SHORT PROBLEM →
Could you print every record below exactly as it appears?

DATA LISTING →
——————————
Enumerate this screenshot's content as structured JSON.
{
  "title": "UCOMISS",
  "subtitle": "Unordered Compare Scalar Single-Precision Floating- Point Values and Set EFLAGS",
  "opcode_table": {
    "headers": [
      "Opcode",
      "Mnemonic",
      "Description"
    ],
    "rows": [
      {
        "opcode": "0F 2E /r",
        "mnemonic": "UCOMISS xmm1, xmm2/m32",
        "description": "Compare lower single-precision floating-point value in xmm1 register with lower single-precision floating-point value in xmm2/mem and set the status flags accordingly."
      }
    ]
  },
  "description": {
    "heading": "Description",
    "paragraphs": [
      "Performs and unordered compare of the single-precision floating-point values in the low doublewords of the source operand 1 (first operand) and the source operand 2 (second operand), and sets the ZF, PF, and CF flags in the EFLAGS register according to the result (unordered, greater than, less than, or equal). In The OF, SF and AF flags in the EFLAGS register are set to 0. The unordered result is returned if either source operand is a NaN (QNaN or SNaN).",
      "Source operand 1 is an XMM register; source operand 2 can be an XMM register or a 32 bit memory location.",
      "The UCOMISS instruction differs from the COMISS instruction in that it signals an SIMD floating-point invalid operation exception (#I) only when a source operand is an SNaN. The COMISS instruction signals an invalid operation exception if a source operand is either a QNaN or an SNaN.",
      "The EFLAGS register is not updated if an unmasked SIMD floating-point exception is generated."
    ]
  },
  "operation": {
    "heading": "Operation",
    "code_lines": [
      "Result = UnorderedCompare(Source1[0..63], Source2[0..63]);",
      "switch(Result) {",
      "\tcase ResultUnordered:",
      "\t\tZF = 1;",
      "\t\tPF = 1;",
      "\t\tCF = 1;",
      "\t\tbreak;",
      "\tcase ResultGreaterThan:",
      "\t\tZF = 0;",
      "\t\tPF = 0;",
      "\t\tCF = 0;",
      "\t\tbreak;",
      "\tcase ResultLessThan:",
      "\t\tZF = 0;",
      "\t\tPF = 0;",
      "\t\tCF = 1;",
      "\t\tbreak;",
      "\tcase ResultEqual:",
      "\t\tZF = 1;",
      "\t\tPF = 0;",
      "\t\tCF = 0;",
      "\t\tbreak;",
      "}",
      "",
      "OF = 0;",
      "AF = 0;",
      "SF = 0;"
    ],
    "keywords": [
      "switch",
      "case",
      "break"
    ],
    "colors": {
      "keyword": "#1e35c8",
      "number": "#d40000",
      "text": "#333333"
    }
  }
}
——————————
WRITTEN SOLUTION →
Enumerate this screenshot's content as structured JSON.
{
  "title": "UCOMISS",
  "subtitle": "Unordered Compare Scalar Single-Precision Floating- Point Values and Set EFLAGS",
  "opcode_table": {
    "headers": [
      "Opcode",
      "Mnemonic",
      "Description"
    ],
    "rows": [
      {
        "opcode": "0F 2E /r",
        "mnemonic": "UCOMISS xmm1, xmm2/m32",
        "description": "Compare lower single-precision floating-point value in xmm1 register with lower single-precision floating-point value in xmm2/mem and set the status flags accordingly."
      }
    ]
  },
  "description": {
    "heading": "Description",
    "paragraphs": [
      "Performs and unordered compare of the single-precision floating-point values in the low doublewords of the source operand 1 (first operand) and the source operand 2 (second operand), and sets the ZF, PF, and CF flags in the EFLAGS register according to the result (unordered, greater than, less than, or equal). In The OF, SF and AF flags in the EFLAGS register are set to 0. The unordered result is returned if either source operand is a NaN (QNaN or SNaN).",
      "Source operand 1 is an XMM register; source operand 2 can be an XMM register or a 32 bit memory location.",
      "The UCOMISS instruction differs from the COMISS instruction in that it signals an SIMD floating-point invalid operation exception (#I) only when a source operand is an SNaN. The COMISS instruction signals an invalid operation exception if a source operand is either a QNaN or an SNaN.",
      "The EFLAGS register is not updated if an unmasked SIMD floating-point exception is generated."
    ]
  },
  "operation": {
    "heading": "Operation",
    "code_lines": [
      "Result = UnorderedCompare(Source1[0..63], Source2[0..63]);",
      "switch(Result) {",
      "\tcase ResultUnordered:",
      "\t\tZF = 1;",
      "\t\tPF = 1;",
      "\t\tCF = 1;",
      "\t\tbreak;",
      "\tcase ResultGreaterThan:",
      "\t\tZF = 0;",
      "\t\tPF = 0;",
      "\t\tCF = 0;",
      "\t\tbreak;",
      "\tcase ResultLessThan:",
      "\t\tZF = 0;",
      "\t\tPF = 0;",
      "\t\tCF = 1;",
      "\t\tbreak;",
      "\tcase ResultEqual:",
      "\t\tZF = 1;",
      "\t\tPF = 0;",
      "\t\tCF = 0;",
      "\t\tbreak;",
      "}",
      "",
      "OF = 0;",
      "AF = 0;",
      "SF = 0;"
    ],
    "keywords": [
      "switch",
      "case",
      "break"
    ],
    "colors": {
      "keyword": "#1e35c8",
      "number": "#d40000",
      "text": "#333333"
    }
  }
}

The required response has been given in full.